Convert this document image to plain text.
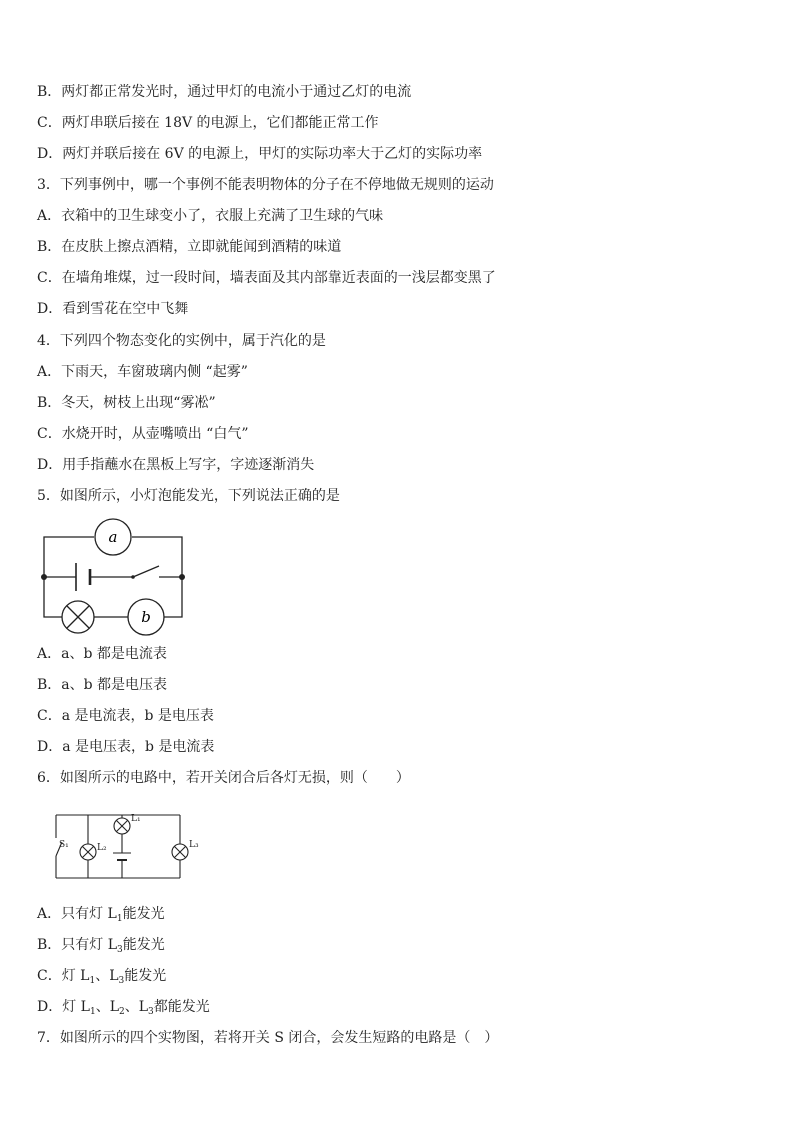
B．两灯都正常发光时，通过甲灯的电流小于通过乙灯的电流
C．两灯串联后接在 18V 的电源上，它们都能正常工作
D．两灯并联后接在 6V 的电源上，甲灯的实际功率大于乙灯的实际功率
3．下列事例中，哪一个事例不能表明物体的分子在不停地做无规则的运动
A．衣箱中的卫生球变小了，衣服上充满了卫生球的气味
B．在皮肤上擦点酒精，立即就能闻到酒精的味道
C．在墙角堆煤，过一段时间，墙表面及其内部靠近表面的一浅层都变黑了
D．看到雪花在空中飞舞
4．下列四个物态变化的实例中，属于汽化的是
A．下雨天，车窗玻璃内侧 “起雾”
B．冬天，树枝上出现“雾凇”
C．水烧开时，从壶嘴喷出 “白气”
D．用手指蘸水在黑板上写字，字迹逐渐消失
5．如图所示，小灯泡能发光，下列说法正确的是
a
b
A．a、b 都是电流表
B．a、b 都是电压表
C．a 是电流表，b 是电压表
D．a 是电压表，b 是电流表
6．如图所示的电路中，若开关闭合后各灯无损，则（　　）
S₁	L₂
L₁
L₃
A．只有灯 $L_1$能发光
B．只有灯 $L_3$能发光
C．灯 $L_1$、$L_3$能发光
D．灯 $L_1$、$L_2$、$L_3$都能发光
7．如图所示的四个实物图，若将开关 S 闭合，会发生短路的电路是（　）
· · · · ·
Pictures are to be left out; repeat all the remaining data exactly.

• [ANSWER FOR THIS EXERCISE]
Convert this document image to plain text.
B．两灯都正常发光时，通过甲灯的电流小于通过乙灯的电流
C．两灯串联后接在 18V 的电源上，它们都能正常工作
D．两灯并联后接在 6V 的电源上，甲灯的实际功率大于乙灯的实际功率
3．下列事例中，哪一个事例不能表明物体的分子在不停地做无规则的运动
A．衣箱中的卫生球变小了，衣服上充满了卫生球的气味
B．在皮肤上擦点酒精，立即就能闻到酒精的味道
C．在墙角堆煤，过一段时间，墙表面及其内部靠近表面的一浅层都变黑了
D．看到雪花在空中飞舞
4．下列四个物态变化的实例中，属于汽化的是
A．下雨天，车窗玻璃内侧 “起雾”
B．冬天，树枝上出现“雾凇”
C．水烧开时，从壶嘴喷出 “白气”
D．用手指蘸水在黑板上写字，字迹逐渐消失
5．如图所示，小灯泡能发光，下列说法正确的是
a
b
A．a、b 都是电流表
B．a、b 都是电压表
C．a 是电流表，b 是电压表
D．a 是电压表，b 是电流表
6．如图所示的电路中，若开关闭合后各灯无损，则（　　）
S₁	L₂
L₁
L₃
A．只有灯 $L_1$能发光
B．只有灯 $L_3$能发光
C．灯 $L_1$、$L_3$能发光
D．灯 $L_1$、$L_2$、$L_3$都能发光
7．如图所示的四个实物图，若将开关 S 闭合，会发生短路的电路是（　）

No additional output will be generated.